Exercise prompt: Scan the data below for the string "Number". Copy every line where it appears.

Rows from a figure dataset:
——

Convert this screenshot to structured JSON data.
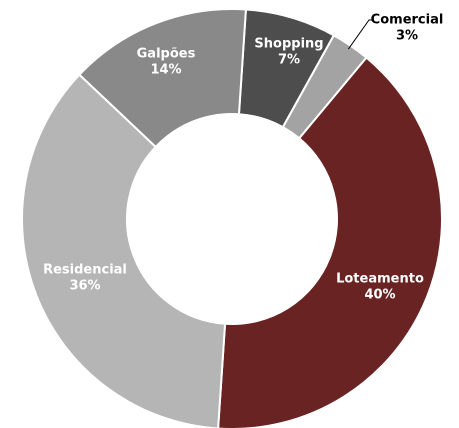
{
  "chart_data": {
    "type": "donut",
    "categories": [
      "Shopping",
      "Comercial",
      "Loteamento",
      "Residencial",
      "Galpões"
    ],
    "values": [
      7,
      3,
      40,
      36,
      14
    ],
    "value_labels": [
      "7%",
      "3%",
      "40%",
      "36%",
      "14%"
    ],
    "colors": [
      "#4d4d4d",
      "#a3a3a3",
      "#692322",
      "#b5b5b5",
      "#898989"
    ]
  }
}
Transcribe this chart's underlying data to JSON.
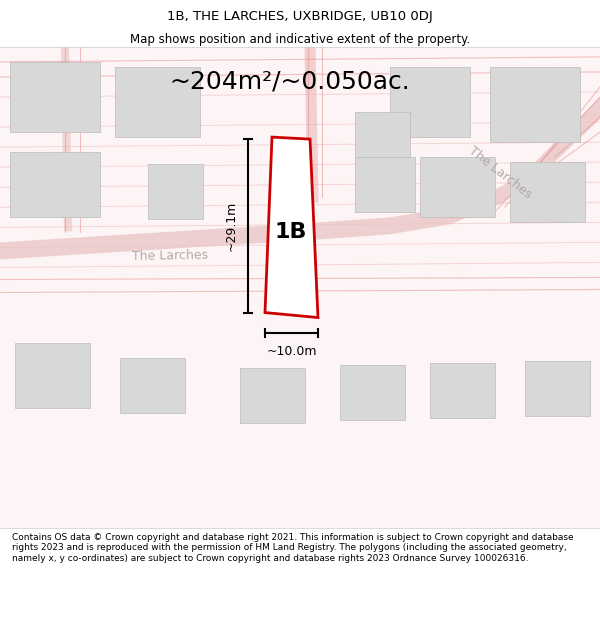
{
  "title_line1": "1B, THE LARCHES, UXBRIDGE, UB10 0DJ",
  "title_line2": "Map shows position and indicative extent of the property.",
  "area_text": "~204m²/~0.050ac.",
  "dim_height": "~29.1m",
  "dim_width": "~10.0m",
  "label_1b": "1B",
  "street_label": "The Larches",
  "street_label2": "The Larches",
  "footer_text": "Contains OS data © Crown copyright and database right 2021. This information is subject to Crown copyright and database rights 2023 and is reproduced with the permission of HM Land Registry. The polygons (including the associated geometry, namely x, y co-ordinates) are subject to Crown copyright and database rights 2023 Ordnance Survey 100026316.",
  "bg_color": "#ffffff",
  "map_bg": "#f9f0f0",
  "road_color": "#e8c8c8",
  "building_fill": "#d8d8d8",
  "building_edge": "#cccccc",
  "plot_outline_color": "#cc0000",
  "plot_fill": "#ffffff",
  "dim_line_color": "#000000",
  "text_color": "#000000",
  "road_label_color": "#aaaaaa",
  "header_bg": "#ffffff",
  "footer_bg": "#ffffff"
}
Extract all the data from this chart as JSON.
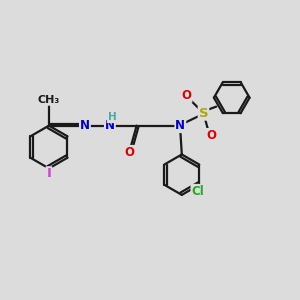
{
  "bg_color": "#dcdcdc",
  "bond_color": "#1a1a1a",
  "bond_width": 1.6,
  "atom_colors": {
    "N": "#0000cc",
    "H": "#4fa8a8",
    "O": "#dd0000",
    "S": "#aaaa00",
    "I": "#cc44cc",
    "Cl": "#22aa22",
    "C": "#1a1a1a"
  },
  "font_size": 8.5,
  "figsize": [
    3.0,
    3.0
  ],
  "dpi": 100,
  "xlim": [
    0,
    10
  ],
  "ylim": [
    0,
    10
  ]
}
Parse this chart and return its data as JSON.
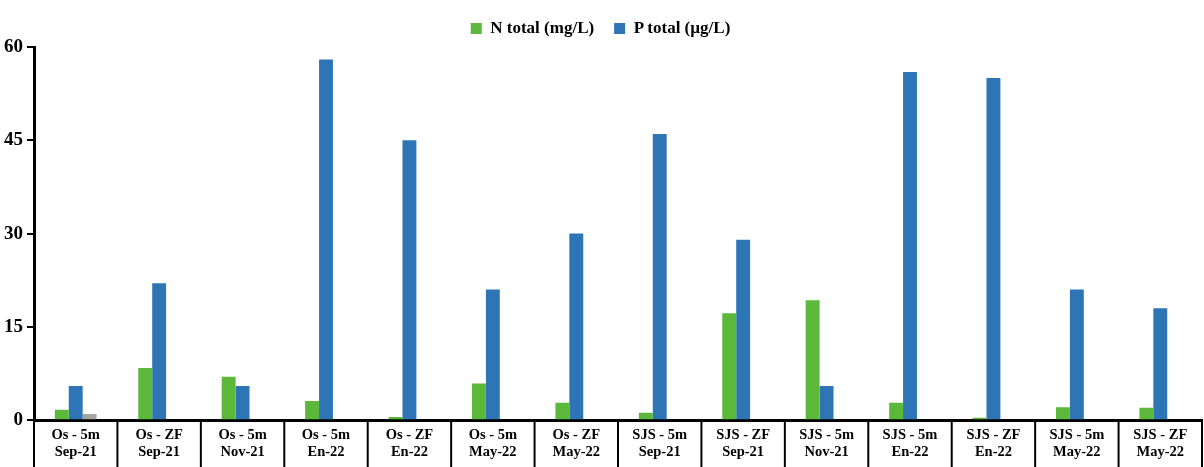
{
  "chart_data": {
    "type": "bar",
    "categories": [
      "Os - 5m\nSep-21",
      "Os - ZF\nSep-21",
      "Os - 5m\nNov-21",
      "Os - 5m\nEn-22",
      "Os - ZF\nEn-22",
      "Os - 5m\nMay-22",
      "Os - ZF\nMay-22",
      "SJS - 5m\nSep-21",
      "SJS - ZF\nSep-21",
      "SJS - 5m\nNov-21",
      "SJS - 5m\nEn-22",
      "SJS - ZF\nEn-22",
      "SJS - 5m\nMay-22",
      "SJS - ZF\nMay-22"
    ],
    "series": [
      {
        "name": "N total (mg/L)",
        "color": "#5bb83a",
        "values": [
          1.7,
          8.4,
          7.0,
          3.1,
          0.5,
          5.9,
          2.8,
          1.2,
          17.2,
          19.3,
          2.8,
          0.4,
          2.1,
          2.0
        ]
      },
      {
        "name": "P total (µg/L)",
        "color": "#2e75b6",
        "values": [
          5.5,
          22,
          5.5,
          58,
          45,
          21,
          30,
          46,
          29,
          5.5,
          56,
          55,
          21,
          18
        ]
      },
      {
        "color": "#a6a6a6",
        "values": [
          1.0,
          null,
          null,
          null,
          null,
          null,
          null,
          null,
          null,
          null,
          null,
          null,
          null,
          null
        ]
      }
    ],
    "ylim": [
      0,
      60
    ],
    "yticks": [
      0,
      15,
      30,
      45,
      60
    ],
    "grid": false,
    "legend": "top"
  }
}
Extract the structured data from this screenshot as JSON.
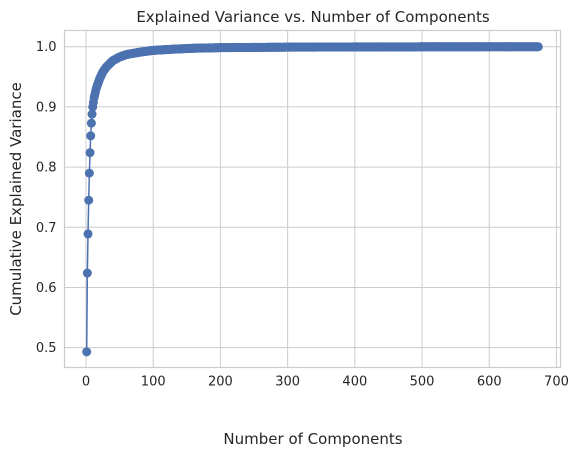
{
  "chart_data": {
    "type": "line",
    "title": "Explained Variance vs. Number of Components",
    "xlabel": "Number of Components",
    "ylabel": "Cumulative Explained Variance",
    "xlim": [
      -32,
      706
    ],
    "ylim": [
      0.467,
      1.027
    ],
    "xticks": [
      0,
      100,
      200,
      300,
      400,
      500,
      600,
      700
    ],
    "xtick_labels": [
      "0",
      "100",
      "200",
      "300",
      "400",
      "500",
      "600",
      "700"
    ],
    "yticks": [
      0.5,
      0.6,
      0.7,
      0.8,
      0.9,
      1.0
    ],
    "ytick_labels": [
      "0.5",
      "0.6",
      "0.7",
      "0.8",
      "0.9",
      "1.0"
    ],
    "grid": true,
    "series": [
      {
        "color": "#4c72b0",
        "marker": "circle",
        "n_points": 673,
        "key_points": [
          [
            1,
            0.493
          ],
          [
            2,
            0.624
          ],
          [
            3,
            0.689
          ],
          [
            4,
            0.745
          ],
          [
            5,
            0.79
          ],
          [
            6,
            0.824
          ],
          [
            7,
            0.852
          ],
          [
            8,
            0.873
          ],
          [
            9,
            0.888
          ],
          [
            10,
            0.9
          ],
          [
            12,
            0.915
          ],
          [
            15,
            0.93
          ],
          [
            20,
            0.946
          ],
          [
            25,
            0.958
          ],
          [
            30,
            0.966
          ],
          [
            40,
            0.977
          ],
          [
            50,
            0.983
          ],
          [
            60,
            0.987
          ],
          [
            80,
            0.991
          ],
          [
            100,
            0.994
          ],
          [
            130,
            0.996
          ],
          [
            160,
            0.9975
          ],
          [
            200,
            0.9985
          ],
          [
            300,
            0.9993
          ],
          [
            400,
            0.9997
          ],
          [
            500,
            0.9999
          ],
          [
            600,
            1.0
          ],
          [
            673,
            1.0
          ]
        ]
      }
    ]
  }
}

——

Reply:
    "title": "Explained Variance vs. Number of Components",
    "xlabel": "Number of Components",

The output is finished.